DO THIS:
Locate all lines in the data below that hold "pont" and show them.

** START RECORDS PROVIDED **

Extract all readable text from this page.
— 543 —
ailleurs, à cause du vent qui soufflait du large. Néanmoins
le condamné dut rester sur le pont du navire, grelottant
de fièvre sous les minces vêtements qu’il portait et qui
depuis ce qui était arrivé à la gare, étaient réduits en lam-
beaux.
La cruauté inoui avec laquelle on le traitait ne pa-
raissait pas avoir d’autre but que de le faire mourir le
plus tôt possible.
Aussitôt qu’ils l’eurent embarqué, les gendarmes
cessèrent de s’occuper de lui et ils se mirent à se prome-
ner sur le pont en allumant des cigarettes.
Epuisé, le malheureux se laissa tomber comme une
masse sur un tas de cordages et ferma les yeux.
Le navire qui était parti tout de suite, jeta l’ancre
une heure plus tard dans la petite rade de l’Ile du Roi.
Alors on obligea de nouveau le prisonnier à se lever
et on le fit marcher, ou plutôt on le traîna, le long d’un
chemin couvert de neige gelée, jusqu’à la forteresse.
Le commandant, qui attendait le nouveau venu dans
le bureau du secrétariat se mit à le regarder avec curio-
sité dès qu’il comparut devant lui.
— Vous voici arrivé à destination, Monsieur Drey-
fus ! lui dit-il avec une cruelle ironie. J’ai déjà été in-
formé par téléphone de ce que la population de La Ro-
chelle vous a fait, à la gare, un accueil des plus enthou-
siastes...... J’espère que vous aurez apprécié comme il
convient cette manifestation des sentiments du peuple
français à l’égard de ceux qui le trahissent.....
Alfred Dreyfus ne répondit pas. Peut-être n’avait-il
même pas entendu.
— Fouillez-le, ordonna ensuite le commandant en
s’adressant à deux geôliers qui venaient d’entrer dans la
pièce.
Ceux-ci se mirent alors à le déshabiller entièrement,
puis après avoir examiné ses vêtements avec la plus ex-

** END RECORDS PROVIDED **

CORRECT ANSWER:
le condamné dut rester sur le pont du navire, grelottant
ner sur le pont en allumant des cigarettes.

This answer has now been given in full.